■ Material for this task
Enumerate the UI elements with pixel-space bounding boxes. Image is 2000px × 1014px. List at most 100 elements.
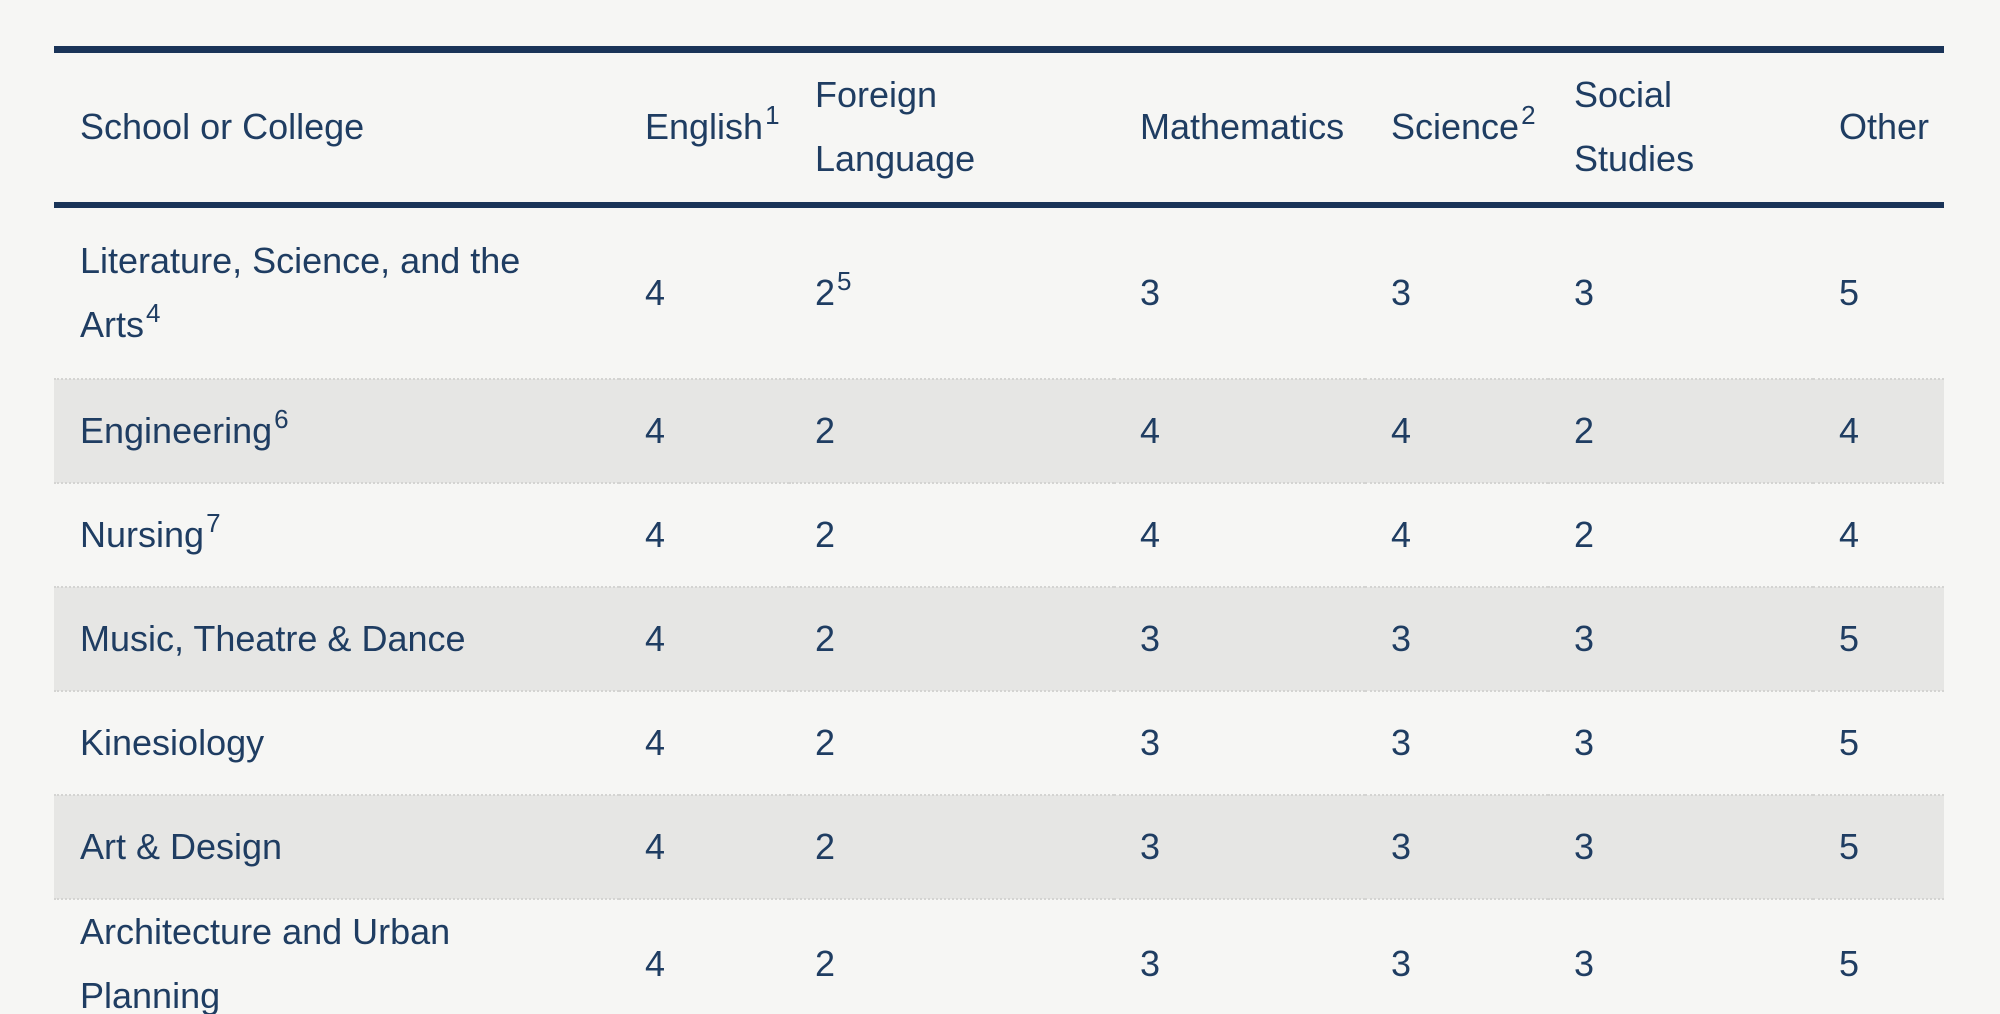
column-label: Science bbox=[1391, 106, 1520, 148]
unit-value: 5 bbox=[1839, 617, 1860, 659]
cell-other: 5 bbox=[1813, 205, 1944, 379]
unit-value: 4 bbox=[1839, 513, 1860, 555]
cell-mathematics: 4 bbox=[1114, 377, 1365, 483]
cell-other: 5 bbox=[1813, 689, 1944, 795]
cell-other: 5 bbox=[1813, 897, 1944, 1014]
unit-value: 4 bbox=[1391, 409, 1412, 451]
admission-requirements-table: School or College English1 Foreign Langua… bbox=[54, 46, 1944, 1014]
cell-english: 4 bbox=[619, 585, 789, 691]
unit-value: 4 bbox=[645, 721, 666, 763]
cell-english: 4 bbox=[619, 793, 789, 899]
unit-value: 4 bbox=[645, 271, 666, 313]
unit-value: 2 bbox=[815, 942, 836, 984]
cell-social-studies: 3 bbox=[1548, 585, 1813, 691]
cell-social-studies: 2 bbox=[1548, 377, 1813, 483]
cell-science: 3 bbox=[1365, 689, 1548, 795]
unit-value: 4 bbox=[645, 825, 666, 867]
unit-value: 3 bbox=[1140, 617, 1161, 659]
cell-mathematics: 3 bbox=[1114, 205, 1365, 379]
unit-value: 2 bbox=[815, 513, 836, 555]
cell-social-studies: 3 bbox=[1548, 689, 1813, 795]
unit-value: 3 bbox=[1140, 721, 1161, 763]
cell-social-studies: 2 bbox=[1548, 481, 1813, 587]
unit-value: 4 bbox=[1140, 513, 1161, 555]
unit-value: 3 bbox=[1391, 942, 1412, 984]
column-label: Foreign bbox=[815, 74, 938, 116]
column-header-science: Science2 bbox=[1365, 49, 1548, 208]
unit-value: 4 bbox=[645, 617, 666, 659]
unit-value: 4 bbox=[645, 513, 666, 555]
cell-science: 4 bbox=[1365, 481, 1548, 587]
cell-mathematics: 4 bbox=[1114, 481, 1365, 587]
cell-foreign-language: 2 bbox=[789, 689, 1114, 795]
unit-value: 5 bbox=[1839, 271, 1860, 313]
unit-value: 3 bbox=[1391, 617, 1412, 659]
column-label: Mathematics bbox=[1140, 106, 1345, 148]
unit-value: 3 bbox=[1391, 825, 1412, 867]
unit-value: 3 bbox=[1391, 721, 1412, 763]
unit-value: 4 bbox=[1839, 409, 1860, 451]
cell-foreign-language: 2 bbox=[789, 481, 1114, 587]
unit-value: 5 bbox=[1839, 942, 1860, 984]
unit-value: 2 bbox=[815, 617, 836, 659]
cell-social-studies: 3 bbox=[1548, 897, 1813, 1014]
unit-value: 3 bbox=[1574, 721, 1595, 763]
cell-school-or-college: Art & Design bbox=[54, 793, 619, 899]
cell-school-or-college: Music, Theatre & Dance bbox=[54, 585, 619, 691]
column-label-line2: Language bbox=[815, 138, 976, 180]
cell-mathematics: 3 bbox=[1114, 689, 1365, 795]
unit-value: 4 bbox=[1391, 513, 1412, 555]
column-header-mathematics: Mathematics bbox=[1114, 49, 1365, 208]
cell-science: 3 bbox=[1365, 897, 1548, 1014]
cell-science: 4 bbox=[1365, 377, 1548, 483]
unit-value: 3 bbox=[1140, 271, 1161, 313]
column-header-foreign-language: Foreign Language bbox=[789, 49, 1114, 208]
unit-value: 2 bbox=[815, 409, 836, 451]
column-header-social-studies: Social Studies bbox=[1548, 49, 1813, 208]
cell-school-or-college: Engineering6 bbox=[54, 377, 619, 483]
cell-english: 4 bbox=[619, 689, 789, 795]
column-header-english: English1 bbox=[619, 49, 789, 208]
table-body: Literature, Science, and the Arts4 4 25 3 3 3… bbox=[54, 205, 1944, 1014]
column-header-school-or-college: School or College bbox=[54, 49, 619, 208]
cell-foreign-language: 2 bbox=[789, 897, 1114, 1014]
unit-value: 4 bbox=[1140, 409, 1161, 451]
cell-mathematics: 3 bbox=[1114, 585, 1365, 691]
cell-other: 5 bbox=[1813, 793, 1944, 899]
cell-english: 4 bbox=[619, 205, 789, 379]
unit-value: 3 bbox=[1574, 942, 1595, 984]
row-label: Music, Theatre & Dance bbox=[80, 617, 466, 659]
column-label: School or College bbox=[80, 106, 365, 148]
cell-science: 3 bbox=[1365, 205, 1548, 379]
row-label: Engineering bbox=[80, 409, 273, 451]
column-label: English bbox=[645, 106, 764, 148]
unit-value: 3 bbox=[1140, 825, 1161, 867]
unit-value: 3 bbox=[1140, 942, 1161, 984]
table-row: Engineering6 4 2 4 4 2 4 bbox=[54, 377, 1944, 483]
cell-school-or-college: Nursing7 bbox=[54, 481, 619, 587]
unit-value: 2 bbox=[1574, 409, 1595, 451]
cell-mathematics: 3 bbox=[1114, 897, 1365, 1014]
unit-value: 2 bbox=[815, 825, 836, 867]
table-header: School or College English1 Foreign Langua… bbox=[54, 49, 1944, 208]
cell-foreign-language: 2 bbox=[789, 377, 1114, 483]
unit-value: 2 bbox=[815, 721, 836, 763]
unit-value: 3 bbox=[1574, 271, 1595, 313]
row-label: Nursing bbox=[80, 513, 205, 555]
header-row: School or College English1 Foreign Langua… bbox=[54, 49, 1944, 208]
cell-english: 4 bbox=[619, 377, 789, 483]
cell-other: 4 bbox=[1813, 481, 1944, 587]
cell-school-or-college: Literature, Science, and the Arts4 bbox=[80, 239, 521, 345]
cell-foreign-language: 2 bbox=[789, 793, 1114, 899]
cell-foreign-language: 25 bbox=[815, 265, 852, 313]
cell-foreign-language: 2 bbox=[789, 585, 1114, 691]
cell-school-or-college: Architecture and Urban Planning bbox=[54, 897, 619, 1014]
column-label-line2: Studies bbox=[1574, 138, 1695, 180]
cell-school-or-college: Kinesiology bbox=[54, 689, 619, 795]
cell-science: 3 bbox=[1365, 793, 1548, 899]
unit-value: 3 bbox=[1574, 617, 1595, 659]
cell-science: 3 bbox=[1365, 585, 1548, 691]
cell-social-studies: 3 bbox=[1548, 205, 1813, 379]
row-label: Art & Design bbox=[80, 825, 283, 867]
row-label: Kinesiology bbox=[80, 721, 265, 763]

■ Exercise requirements
Reproduce every line of the data above verbatim, omitting the picture.

■ Problem solution
Enumerate the UI elements with pixel-space bounding boxes. Image is 2000px × 1014px. List at most 100 elements.
column-label: Science bbox=[1391, 106, 1520, 148]
unit-value: 5 bbox=[1839, 617, 1860, 659]
cell-other: 5 bbox=[1813, 205, 1944, 379]
unit-value: 4 bbox=[1839, 513, 1860, 555]
cell-mathematics: 4 bbox=[1114, 377, 1365, 483]
cell-other: 5 bbox=[1813, 689, 1944, 795]
cell-other: 5 bbox=[1813, 897, 1944, 1014]
unit-value: 4 bbox=[1391, 409, 1412, 451]
admission-requirements-table: School or College English1 Foreign Langua… bbox=[54, 46, 1944, 1014]
cell-english: 4 bbox=[619, 585, 789, 691]
unit-value: 4 bbox=[645, 721, 666, 763]
cell-english: 4 bbox=[619, 793, 789, 899]
unit-value: 4 bbox=[645, 271, 666, 313]
unit-value: 2 bbox=[815, 942, 836, 984]
cell-social-studies: 3 bbox=[1548, 585, 1813, 691]
cell-social-studies: 2 bbox=[1548, 377, 1813, 483]
cell-science: 3 bbox=[1365, 689, 1548, 795]
unit-value: 4 bbox=[645, 825, 666, 867]
unit-value: 3 bbox=[1140, 617, 1161, 659]
cell-mathematics: 3 bbox=[1114, 205, 1365, 379]
unit-value: 2 bbox=[815, 513, 836, 555]
cell-social-studies: 3 bbox=[1548, 689, 1813, 795]
unit-value: 3 bbox=[1140, 721, 1161, 763]
cell-social-studies: 2 bbox=[1548, 481, 1813, 587]
unit-value: 4 bbox=[1140, 513, 1161, 555]
unit-value: 3 bbox=[1391, 942, 1412, 984]
column-label: Foreign bbox=[815, 74, 938, 116]
column-header-science: Science2 bbox=[1365, 49, 1548, 208]
unit-value: 4 bbox=[645, 617, 666, 659]
unit-value: 4 bbox=[645, 513, 666, 555]
cell-science: 4 bbox=[1365, 481, 1548, 587]
cell-mathematics: 4 bbox=[1114, 481, 1365, 587]
cell-foreign-language: 2 bbox=[789, 689, 1114, 795]
unit-value: 5 bbox=[1839, 271, 1860, 313]
unit-value: 3 bbox=[1391, 617, 1412, 659]
column-label: Mathematics bbox=[1140, 106, 1345, 148]
unit-value: 3 bbox=[1391, 825, 1412, 867]
unit-value: 3 bbox=[1391, 721, 1412, 763]
unit-value: 4 bbox=[1839, 409, 1860, 451]
cell-foreign-language: 2 bbox=[789, 481, 1114, 587]
unit-value: 5 bbox=[1839, 942, 1860, 984]
unit-value: 2 bbox=[815, 617, 836, 659]
cell-social-studies: 3 bbox=[1548, 897, 1813, 1014]
unit-value: 3 bbox=[1574, 721, 1595, 763]
cell-school-or-college: Art & Design bbox=[54, 793, 619, 899]
cell-school-or-college: Music, Theatre & Dance bbox=[54, 585, 619, 691]
column-label-line2: Language bbox=[815, 138, 976, 180]
cell-mathematics: 3 bbox=[1114, 689, 1365, 795]
unit-value: 4 bbox=[1391, 513, 1412, 555]
column-header-mathematics: Mathematics bbox=[1114, 49, 1365, 208]
cell-science: 3 bbox=[1365, 897, 1548, 1014]
cell-science: 4 bbox=[1365, 377, 1548, 483]
unit-value: 3 bbox=[1140, 271, 1161, 313]
column-header-foreign-language: Foreign Language bbox=[789, 49, 1114, 208]
unit-value: 2 bbox=[815, 409, 836, 451]
column-header-social-studies: Social Studies bbox=[1548, 49, 1813, 208]
cell-school-or-college: Engineering6 bbox=[54, 377, 619, 483]
cell-english: 4 bbox=[619, 689, 789, 795]
column-header-english: English1 bbox=[619, 49, 789, 208]
table-body: Literature, Science, and the Arts4 4 25 3 3 3… bbox=[54, 205, 1944, 1014]
column-header-school-or-college: School or College bbox=[54, 49, 619, 208]
cell-foreign-language: 2 bbox=[789, 897, 1114, 1014]
unit-value: 4 bbox=[1140, 409, 1161, 451]
cell-mathematics: 3 bbox=[1114, 585, 1365, 691]
cell-other: 5 bbox=[1813, 793, 1944, 899]
cell-english: 4 bbox=[619, 205, 789, 379]
unit-value: 3 bbox=[1574, 942, 1595, 984]
row-label: Music, Theatre & Dance bbox=[80, 617, 466, 659]
column-label: School or College bbox=[80, 106, 365, 148]
cell-science: 3 bbox=[1365, 205, 1548, 379]
row-label: Engineering bbox=[80, 409, 273, 451]
column-label: English bbox=[645, 106, 764, 148]
unit-value: 3 bbox=[1140, 825, 1161, 867]
unit-value: 3 bbox=[1140, 942, 1161, 984]
table-row: Engineering6 4 2 4 4 2 4 bbox=[54, 377, 1944, 483]
cell-school-or-college: Nursing7 bbox=[54, 481, 619, 587]
unit-value: 2 bbox=[1574, 409, 1595, 451]
cell-mathematics: 3 bbox=[1114, 897, 1365, 1014]
unit-value: 2 bbox=[815, 825, 836, 867]
table-header: School or College English1 Foreign Langua… bbox=[54, 49, 1944, 208]
cell-foreign-language: 2 bbox=[789, 377, 1114, 483]
unit-value: 2 bbox=[815, 721, 836, 763]
unit-value: 3 bbox=[1574, 271, 1595, 313]
row-label: Nursing bbox=[80, 513, 205, 555]
header-row: School or College English1 Foreign Langua… bbox=[54, 49, 1944, 208]
cell-english: 4 bbox=[619, 377, 789, 483]
cell-other: 4 bbox=[1813, 481, 1944, 587]
cell-school-or-college: Literature, Science, and the Arts4 bbox=[80, 239, 521, 345]
cell-foreign-language: 2 bbox=[789, 793, 1114, 899]
cell-foreign-language: 25 bbox=[815, 265, 852, 313]
cell-foreign-language: 2 bbox=[789, 585, 1114, 691]
cell-school-or-college: Architecture and Urban Planning bbox=[54, 897, 619, 1014]
column-label-line2: Studies bbox=[1574, 138, 1695, 180]
cell-school-or-college: Kinesiology bbox=[54, 689, 619, 795]
cell-science: 3 bbox=[1365, 793, 1548, 899]
unit-value: 3 bbox=[1574, 617, 1595, 659]
cell-science: 3 bbox=[1365, 585, 1548, 691]
cell-social-studies: 3 bbox=[1548, 205, 1813, 379]
row-label: Art & Design bbox=[80, 825, 283, 867]
row-label: Kinesiology bbox=[80, 721, 265, 763]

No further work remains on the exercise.